Aim of the exercise -
In the listing that follows, how many lines contain "label"? Give the number only.

Recorded data -

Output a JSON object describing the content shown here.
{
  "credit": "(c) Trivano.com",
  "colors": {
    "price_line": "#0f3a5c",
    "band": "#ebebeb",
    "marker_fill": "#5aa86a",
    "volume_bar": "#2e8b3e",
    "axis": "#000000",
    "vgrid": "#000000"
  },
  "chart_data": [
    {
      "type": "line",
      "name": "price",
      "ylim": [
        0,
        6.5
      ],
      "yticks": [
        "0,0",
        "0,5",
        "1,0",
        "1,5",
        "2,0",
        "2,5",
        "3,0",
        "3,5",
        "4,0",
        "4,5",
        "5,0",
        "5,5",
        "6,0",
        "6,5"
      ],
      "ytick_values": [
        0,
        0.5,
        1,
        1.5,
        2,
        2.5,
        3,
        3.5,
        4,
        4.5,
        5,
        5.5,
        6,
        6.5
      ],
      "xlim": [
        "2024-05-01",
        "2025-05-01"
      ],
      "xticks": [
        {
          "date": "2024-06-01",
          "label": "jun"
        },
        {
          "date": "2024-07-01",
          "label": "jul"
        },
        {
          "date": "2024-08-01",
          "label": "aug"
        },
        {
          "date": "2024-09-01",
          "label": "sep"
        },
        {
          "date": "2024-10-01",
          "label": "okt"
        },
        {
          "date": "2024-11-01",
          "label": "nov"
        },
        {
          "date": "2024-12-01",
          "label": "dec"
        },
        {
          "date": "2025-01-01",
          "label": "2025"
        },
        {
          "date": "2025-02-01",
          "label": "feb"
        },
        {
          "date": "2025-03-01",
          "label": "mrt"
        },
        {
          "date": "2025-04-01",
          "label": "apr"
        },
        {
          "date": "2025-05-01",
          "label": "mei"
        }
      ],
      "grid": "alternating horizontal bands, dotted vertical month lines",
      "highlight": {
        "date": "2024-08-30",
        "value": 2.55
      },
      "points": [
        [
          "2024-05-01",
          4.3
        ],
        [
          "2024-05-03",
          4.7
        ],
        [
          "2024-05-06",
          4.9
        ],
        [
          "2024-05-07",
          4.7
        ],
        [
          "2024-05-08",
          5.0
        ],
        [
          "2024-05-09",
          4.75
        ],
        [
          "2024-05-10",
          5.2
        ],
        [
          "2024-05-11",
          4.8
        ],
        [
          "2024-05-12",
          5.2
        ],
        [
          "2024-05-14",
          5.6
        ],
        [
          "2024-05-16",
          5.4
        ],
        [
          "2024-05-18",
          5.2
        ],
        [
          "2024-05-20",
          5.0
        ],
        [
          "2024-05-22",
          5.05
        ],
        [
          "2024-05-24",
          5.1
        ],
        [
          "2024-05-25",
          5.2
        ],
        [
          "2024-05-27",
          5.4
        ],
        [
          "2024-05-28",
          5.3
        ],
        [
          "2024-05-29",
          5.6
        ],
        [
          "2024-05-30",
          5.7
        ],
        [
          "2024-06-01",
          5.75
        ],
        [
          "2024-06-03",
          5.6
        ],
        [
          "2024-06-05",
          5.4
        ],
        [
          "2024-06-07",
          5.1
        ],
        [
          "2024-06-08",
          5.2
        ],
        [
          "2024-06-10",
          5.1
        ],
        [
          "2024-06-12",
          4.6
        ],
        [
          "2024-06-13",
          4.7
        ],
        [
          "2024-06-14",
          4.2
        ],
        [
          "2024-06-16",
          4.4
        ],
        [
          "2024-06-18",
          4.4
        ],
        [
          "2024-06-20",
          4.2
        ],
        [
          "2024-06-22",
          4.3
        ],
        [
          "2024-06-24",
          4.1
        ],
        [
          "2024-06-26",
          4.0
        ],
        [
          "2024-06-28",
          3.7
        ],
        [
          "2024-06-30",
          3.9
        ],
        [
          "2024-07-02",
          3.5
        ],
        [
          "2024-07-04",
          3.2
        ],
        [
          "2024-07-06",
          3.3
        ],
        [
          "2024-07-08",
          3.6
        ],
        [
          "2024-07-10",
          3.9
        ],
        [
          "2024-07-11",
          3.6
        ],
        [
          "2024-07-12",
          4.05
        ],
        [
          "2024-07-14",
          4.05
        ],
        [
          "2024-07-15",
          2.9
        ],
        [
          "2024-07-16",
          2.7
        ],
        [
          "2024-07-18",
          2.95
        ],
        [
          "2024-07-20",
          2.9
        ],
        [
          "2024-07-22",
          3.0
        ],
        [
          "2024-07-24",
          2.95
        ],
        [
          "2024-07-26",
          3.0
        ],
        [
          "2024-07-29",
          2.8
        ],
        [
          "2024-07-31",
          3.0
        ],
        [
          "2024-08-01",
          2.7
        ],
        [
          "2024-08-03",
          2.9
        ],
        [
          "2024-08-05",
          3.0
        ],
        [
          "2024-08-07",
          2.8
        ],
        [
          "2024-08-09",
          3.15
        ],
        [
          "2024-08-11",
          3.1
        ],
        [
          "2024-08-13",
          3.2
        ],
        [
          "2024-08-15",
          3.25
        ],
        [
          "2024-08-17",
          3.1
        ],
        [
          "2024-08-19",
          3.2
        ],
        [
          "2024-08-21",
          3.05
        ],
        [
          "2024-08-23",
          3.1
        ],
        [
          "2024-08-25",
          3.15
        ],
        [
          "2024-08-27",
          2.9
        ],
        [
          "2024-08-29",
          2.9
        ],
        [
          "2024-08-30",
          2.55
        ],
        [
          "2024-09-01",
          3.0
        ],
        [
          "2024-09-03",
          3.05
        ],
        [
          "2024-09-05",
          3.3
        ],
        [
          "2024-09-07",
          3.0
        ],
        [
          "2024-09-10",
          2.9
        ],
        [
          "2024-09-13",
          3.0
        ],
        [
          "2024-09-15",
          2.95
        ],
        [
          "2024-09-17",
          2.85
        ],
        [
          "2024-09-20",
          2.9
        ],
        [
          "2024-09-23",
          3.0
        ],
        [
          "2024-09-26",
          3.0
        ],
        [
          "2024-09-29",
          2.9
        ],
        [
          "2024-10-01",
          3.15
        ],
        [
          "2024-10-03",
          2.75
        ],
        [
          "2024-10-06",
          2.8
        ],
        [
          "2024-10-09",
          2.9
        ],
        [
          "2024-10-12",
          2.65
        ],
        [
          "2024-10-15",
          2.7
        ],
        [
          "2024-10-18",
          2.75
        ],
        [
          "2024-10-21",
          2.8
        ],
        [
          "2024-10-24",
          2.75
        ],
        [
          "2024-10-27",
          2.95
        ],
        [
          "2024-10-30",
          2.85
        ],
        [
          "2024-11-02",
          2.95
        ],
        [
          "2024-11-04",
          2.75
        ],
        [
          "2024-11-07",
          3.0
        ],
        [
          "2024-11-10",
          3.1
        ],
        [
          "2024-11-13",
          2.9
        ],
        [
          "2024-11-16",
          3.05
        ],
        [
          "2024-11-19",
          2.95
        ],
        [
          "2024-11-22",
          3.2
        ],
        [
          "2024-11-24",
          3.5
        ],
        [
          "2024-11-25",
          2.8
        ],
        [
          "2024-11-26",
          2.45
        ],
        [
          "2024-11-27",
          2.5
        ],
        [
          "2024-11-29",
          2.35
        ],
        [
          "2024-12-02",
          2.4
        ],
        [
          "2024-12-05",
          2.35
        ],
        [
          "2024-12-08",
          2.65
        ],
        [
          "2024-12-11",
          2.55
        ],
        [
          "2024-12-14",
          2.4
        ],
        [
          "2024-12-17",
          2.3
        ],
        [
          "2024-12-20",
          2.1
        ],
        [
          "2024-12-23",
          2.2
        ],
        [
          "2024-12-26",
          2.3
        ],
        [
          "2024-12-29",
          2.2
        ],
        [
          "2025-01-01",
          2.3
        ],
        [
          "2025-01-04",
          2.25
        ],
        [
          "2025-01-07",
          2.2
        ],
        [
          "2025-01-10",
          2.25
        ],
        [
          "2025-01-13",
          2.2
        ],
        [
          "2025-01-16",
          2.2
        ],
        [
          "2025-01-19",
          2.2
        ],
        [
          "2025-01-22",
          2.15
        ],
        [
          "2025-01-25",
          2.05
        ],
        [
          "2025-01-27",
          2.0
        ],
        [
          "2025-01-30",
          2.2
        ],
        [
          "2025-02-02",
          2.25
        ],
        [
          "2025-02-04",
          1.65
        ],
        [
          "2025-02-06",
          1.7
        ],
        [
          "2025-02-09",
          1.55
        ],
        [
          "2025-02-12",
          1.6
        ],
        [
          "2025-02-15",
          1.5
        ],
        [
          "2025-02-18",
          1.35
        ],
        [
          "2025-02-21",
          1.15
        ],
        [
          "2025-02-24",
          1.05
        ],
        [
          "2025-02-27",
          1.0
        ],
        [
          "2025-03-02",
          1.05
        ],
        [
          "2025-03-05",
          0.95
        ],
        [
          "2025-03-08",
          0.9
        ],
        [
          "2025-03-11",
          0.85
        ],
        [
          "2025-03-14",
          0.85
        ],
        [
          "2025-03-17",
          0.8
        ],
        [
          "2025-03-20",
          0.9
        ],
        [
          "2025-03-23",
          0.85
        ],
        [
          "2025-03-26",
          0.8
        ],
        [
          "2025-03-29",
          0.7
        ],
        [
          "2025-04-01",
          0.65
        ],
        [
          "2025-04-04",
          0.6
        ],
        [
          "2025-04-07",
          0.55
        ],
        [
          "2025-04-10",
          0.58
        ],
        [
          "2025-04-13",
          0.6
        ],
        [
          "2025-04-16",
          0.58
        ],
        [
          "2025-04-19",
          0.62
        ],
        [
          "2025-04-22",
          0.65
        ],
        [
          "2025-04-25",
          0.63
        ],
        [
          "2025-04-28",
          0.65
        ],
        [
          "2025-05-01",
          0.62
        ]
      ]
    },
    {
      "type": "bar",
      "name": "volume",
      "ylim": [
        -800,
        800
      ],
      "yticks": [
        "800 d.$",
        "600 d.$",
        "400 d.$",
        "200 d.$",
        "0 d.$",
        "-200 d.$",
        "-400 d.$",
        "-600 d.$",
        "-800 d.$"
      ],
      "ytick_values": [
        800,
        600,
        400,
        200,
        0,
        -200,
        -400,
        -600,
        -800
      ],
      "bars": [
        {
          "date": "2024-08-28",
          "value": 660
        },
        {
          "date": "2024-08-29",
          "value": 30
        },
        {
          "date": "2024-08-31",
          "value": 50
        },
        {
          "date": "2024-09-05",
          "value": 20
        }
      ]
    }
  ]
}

Complete answer -
12